_Consigna 1_
Reformule como una lista numerada las entradas del conjunto de datos, sin las líneas en blanco. Comience en la primera entrada y termine en la línea que contiene "339, 453, 385]", incluidos ambos extremos.

Su buena voluntad y más su inexperiencia, lo hicieron asociarse con su primo el tío Baudelio de la Torre de la Torre, de los parientes que llamábamos del otro lado del río en Garabatos, el único de los muchos hijos del tío Aurelio de la Torre de la Torre, mártir cristero civil, en cuyo sacrificio que también relato aparte, le tocó en parte que sufrir. Mi papá compró un camión de redilas marca Fargo de la Dodge, troca en el habla popular, que él conducía y mi papá subía y bajaba la carga, con el compromiso, que nunca cumplió ni quiso cumplir, de enseñarlo a manejar, y luego por sí mismo se enseñó. El asunto no  pudo funcionar. Afortunadamente consiguió entrar en la flotilla de acarreadores de material para construir la fábrica de Industrias Unidas de Atotonilco, en pleno cerro de la cuesta hacia Los Altos, que duró buen rato, aunque su operación fraudulenta poco.
Compró después un carro y permiso de sitio y al tiempo uno más, para el que contrató como chofer a un señor de Tototlán de apellido Salazar y de mote El Cháfiro, buena persona y amistoso con mi padre y con nosotros. Las cosas iban mejor. En una ocasión en mala hora mi padre aceptó un viaje un tanto raro para llevar unas mujeres a los E.U. A la altura de San Luis Potosí se encandiló con un tráiler en sentido inverso desbarrancándose.  Se perdieron los dos carros y los pocos ahorros que tenía y todavía el tío Gabriel, su cuñado, lo fue a rescatar de su detención y quedarle en deuda.
El campo fue de nuevo nuestra salvación. Era a mediados de año, en Garabatos como obra de la providencia, le ofrecieron dos labores totalmente preparadas para recibir la siembra, que el usufructuario por alguna razón no podía cultivar. Las sembró de maíz con frijol terciado, y hasta un pedazo extra de linaza. Todo se dio muy bien, sanando la cosecha parte de las deudas. Regresamos a Atotonilco, y como había sido prácticamente en la temporada de vacaciones, a inscribirnos al siguiente año escolar sin pérdida de clases.     
Aquí fue cuando mi padre empezó a trabajar seis meses en los E.U. y el resto en Atotonilco.
El patrón agricultor del país norteño, cada año le mandaba una simple carta petición con la que ingresaba sin problema alguno. Lo estimaba sobremanera como trabajador fuera de serie. Con los envío de dólares, no como sus hermanos en su primera etapa de bracero, le fue pagando por mi conducto la deuda al tío Gabriel.
En uno de esos años fallecieron cerca de Woodland, California, varios braceros originarios de Los Altos jaliscienses, al quemarse un camión en que iban a trabajar. El periódico vespertino El Sol de Guadalajara, que llegaba en la tarde a Atotonilco publicó sus nombres figurando un Francisco de la Torre. Lino Gutiérrez, ex compañero de mi papá en el sitio de coches, me llegó sin más en la noche a la casa diciéndome que me había quedado huérfano. Como no traía el segundo apellido y en ese momento, ya no había servicio telefónico, no podía hacer nada, menos contárselo a mi madre ni a nadie sin confirmarlo, pasé una noche terrible de insomnio. En la mañana estuve esperando que la Srta. María Cervantes, con quien llevé desde allí una amistad permanente, no obstante que se le achacaba una fama equívoca de tirana y mal humorada, abriera las oficinas telefónicas. Le dije que las cartas de mi papá venían con sello postal del lugar citado Woodland, Ca. En poco más de 20 minutos tenía a mi padre contestando desde el teléfono de su patrón, quitado de la pena, no sin antes, a su característico estilo, regañarme por tanto escándalo.

Registros contenidos en un conjunto de datos:
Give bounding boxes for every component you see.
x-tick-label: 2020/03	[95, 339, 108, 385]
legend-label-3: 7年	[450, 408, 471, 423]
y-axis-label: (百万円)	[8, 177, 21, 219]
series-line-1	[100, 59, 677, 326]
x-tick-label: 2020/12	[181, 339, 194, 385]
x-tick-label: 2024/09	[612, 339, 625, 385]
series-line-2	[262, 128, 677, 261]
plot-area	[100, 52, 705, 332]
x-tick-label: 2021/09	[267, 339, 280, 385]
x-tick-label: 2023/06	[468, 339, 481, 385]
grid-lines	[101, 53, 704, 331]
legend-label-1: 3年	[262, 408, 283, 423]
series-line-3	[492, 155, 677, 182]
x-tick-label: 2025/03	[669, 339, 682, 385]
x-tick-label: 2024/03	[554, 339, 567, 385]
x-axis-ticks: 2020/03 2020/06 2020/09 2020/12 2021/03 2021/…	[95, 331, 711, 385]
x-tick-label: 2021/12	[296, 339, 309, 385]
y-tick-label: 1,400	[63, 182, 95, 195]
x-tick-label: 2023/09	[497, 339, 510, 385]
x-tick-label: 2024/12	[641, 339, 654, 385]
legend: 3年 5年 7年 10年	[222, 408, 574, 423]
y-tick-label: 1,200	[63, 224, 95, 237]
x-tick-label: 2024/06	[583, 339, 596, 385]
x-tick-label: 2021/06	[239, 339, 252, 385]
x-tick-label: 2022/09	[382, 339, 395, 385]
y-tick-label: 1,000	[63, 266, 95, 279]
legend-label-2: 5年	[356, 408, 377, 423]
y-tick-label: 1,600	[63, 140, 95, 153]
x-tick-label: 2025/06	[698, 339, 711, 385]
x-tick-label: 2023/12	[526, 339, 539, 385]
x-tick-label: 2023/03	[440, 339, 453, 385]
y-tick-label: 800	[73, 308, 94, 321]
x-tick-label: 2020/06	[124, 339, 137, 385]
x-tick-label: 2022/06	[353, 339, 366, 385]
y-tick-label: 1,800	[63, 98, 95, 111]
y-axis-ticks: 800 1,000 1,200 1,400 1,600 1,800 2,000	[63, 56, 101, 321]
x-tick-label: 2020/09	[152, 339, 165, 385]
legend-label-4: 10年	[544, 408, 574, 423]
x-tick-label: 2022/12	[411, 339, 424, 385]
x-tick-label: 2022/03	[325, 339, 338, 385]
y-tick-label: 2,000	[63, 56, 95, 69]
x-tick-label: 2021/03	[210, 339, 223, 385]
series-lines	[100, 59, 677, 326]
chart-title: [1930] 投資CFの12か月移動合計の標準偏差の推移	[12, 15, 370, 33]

_Consigna 2_
Enumere todos los cultivos que, según el relato, se sembraron en las dos labores de Garabatos.

_Solución desarrollada 1_
1. Give bounding boxes for every component you see.
2. x-tick-label: 2020/03	[95, 339, 108, 385]
3. legend-label-3: 7年	[450, 408, 471, 423]
4. y-axis-label: (百万円)	[8, 177, 21, 219]
5. series-line-1	[100, 59, 677, 326]
6. x-tick-label: 2020/12	[181, 339, 194, 385]
7. x-tick-label: 2024/09	[612, 339, 625, 385]
8. series-line-2	[262, 128, 677, 261]
9. plot-area	[100, 52, 705, 332]
10. x-tick-label: 2021/09	[267, 339, 280, 385]
11. x-tick-label: 2023/06	[468, 339, 481, 385]
12. grid-lines	[101, 53, 704, 331]
13. legend-label-1: 3年	[262, 408, 283, 423]
14. series-line-3	[492, 155, 677, 182]
15. x-tick-label: 2025/03	[669, 339, 682, 385]
16. x-tick-label: 2024/03	[554, 339, 567, 385]
17. x-axis-ticks: 2020/03 2020/06 2020/09 2020/12 2021/03 2021/…	[95, 331, 711, 385]
18. x-tick-label: 2021/12	[296, 339, 309, 385]
19. y-tick-label: 1,400	[63, 182, 95, 195]
20. x-tick-label: 2023/09	[497, 339, 510, 385]
21. x-tick-label: 2024/12	[641, 339, 654, 385]
22. legend: 3年 5年 7年 10年	[222, 408, 574, 423]
23. y-tick-label: 1,200	[63, 224, 95, 237]
24. x-tick-label: 2024/06	[583, 339, 596, 385]
25. x-tick-label: 2021/06	[239, 339, 252, 385]
26. x-tick-label: 2022/09	[382, 339, 395, 385]
27. y-tick-label: 1,000	[63, 266, 95, 279]
28. legend-label-2: 5年	[356, 408, 377, 423]
29. y-tick-label: 1,600	[63, 140, 95, 153]
30. x-tick-label: 2025/06	[698, 339, 711, 385]
31. x-tick-label: 2023/12	[526, 339, 539, 385]
32. x-tick-label: 2023/03	[440, 339, 453, 385]

_Solución desarrollada 2_
Maíz, frijol y linaza.